* OBJECTIF A *
Reproduisez à l'identique les lignes des zones de mise en page, depuis la première jusqu'à celle qui contient "- data-point: [914, 449, 923, 458]", incluse.

* EXTRAIT CHOISI *
━━━━━━━━━━━━━━━━
Le général de Villiers démissionne

Le général part avec panache
(Photo AFP)

Le général Pierre de Villiers, chef d’état-major des Armées, a démissionné ce matin, devançant l’entretien qu’il était censé avoir vendredi avec le chef de l’Etat.

ENGAGE, sans doute contre sa volonté, dans une polémique avec le président de la République, le général n’a pas voulu attendre une rencontre qui lui aurait donné le choix entre soumission et démission. En prenant les devants, il rend objectivement service à Emmanuel Macron, dont les critiques adressées à Pierre de Villiers, ont été vilipendées par la classe politique et qui, s’il avait été poussé au limogeage d’un officier supérieur prestigieux, eût été contraint de procéder à un second acte d’autorité, capable de soulever une nouvelle tempête. Mais, plus important, le général, loin de se soumettre à la mécanique des décisions politiques, réaffirme avec éclat sa liberté par un geste unilatéral. Dans son épreuve de force avec le président, il pose un acte final qui lui donne l’avantage.
━━━━━━━━━━━━━━━━
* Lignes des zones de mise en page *
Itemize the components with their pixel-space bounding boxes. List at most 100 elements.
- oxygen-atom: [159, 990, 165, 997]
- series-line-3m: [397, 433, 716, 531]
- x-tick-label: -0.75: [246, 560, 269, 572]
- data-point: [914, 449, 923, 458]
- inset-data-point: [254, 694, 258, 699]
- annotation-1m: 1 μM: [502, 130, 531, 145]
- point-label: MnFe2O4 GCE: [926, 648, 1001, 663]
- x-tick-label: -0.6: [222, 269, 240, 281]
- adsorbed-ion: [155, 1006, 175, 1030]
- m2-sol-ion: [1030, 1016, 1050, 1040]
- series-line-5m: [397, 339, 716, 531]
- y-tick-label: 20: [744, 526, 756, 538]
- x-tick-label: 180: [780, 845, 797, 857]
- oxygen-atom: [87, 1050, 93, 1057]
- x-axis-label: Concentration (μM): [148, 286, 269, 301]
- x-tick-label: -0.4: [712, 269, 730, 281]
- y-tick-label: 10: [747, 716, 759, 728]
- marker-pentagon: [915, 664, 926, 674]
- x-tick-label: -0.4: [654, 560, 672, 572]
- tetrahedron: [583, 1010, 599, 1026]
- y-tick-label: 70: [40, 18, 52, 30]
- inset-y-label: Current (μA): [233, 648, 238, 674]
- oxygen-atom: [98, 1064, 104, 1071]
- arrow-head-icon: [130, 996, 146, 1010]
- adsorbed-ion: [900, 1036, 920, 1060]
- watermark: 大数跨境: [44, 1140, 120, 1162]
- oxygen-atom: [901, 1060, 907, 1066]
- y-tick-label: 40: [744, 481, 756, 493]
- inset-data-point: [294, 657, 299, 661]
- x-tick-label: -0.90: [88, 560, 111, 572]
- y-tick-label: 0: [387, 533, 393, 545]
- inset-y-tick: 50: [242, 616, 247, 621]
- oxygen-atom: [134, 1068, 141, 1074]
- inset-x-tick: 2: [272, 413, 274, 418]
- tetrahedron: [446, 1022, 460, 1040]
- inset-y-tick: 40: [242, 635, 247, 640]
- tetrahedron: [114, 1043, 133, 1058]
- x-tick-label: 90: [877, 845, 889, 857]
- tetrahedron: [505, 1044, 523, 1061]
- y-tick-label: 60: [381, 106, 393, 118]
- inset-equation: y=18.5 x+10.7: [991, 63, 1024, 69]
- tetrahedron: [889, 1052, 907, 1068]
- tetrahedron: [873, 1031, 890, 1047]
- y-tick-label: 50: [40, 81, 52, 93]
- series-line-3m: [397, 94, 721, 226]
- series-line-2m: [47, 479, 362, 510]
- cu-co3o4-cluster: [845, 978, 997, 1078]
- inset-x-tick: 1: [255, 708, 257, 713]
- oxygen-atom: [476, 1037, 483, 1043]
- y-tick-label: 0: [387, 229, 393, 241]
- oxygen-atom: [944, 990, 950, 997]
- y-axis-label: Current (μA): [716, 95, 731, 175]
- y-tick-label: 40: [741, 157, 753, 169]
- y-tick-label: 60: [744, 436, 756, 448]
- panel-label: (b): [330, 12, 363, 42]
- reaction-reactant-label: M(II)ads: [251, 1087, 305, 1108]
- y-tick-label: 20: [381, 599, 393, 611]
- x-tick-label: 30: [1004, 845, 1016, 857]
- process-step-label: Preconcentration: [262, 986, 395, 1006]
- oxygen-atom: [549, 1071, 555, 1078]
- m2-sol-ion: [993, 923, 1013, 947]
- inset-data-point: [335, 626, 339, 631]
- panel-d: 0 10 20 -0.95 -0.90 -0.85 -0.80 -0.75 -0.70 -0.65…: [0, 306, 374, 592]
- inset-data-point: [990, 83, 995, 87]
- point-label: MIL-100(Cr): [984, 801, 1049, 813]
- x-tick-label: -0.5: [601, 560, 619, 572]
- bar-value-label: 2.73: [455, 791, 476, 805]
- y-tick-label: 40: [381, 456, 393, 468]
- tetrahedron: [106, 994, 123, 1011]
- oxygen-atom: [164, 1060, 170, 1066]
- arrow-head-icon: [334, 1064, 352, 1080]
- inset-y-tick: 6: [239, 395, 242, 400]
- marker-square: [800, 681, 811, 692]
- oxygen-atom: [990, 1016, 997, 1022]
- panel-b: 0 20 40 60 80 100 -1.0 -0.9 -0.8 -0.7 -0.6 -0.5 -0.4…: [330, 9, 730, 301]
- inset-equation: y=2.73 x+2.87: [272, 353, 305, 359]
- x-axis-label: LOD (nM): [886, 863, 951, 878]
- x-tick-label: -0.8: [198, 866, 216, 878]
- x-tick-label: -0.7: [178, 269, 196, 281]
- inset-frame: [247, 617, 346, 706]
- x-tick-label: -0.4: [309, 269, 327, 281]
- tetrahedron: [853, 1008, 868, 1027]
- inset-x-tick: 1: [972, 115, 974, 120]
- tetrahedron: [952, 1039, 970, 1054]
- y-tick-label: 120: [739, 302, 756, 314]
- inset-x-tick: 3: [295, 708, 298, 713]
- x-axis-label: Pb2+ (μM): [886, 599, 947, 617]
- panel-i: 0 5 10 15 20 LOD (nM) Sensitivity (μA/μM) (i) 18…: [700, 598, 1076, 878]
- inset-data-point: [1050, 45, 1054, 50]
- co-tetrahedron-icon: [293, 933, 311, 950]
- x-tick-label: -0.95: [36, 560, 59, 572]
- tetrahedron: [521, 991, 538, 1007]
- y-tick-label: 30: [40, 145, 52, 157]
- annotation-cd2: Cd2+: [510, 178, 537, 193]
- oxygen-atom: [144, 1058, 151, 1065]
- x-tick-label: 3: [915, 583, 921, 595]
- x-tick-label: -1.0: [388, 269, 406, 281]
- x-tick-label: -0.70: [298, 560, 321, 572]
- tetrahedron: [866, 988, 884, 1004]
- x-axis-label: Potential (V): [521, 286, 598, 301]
━━━━━━━━━━━━━━━━
* OBJECTIF B *
Répondez brièvement à partir de l'extrait choisi :
(i) Quelle fonction le général Pierre de Villiers occupait-il ?
(ii) Quel jour devait avoir lieu son entretien avec le chef de l'État ?
(iii) Entre quelles deux options cette rencontre lui aurait-elle laissé le choix ?

* RÉSULTAT FINAL A *
Itemize the components with their pixel-space bounding boxes. List at most 100 elements.
- oxygen-atom: [159, 990, 165, 997]
- series-line-3m: [397, 433, 716, 531]
- x-tick-label: -0.75: [246, 560, 269, 572]
- data-point: [914, 449, 923, 458]

* RÉSULTAT FINAL B *
(i) Chef d'état-major des Armées.
(ii) Vendredi.
(iii) Entre soumission et démission.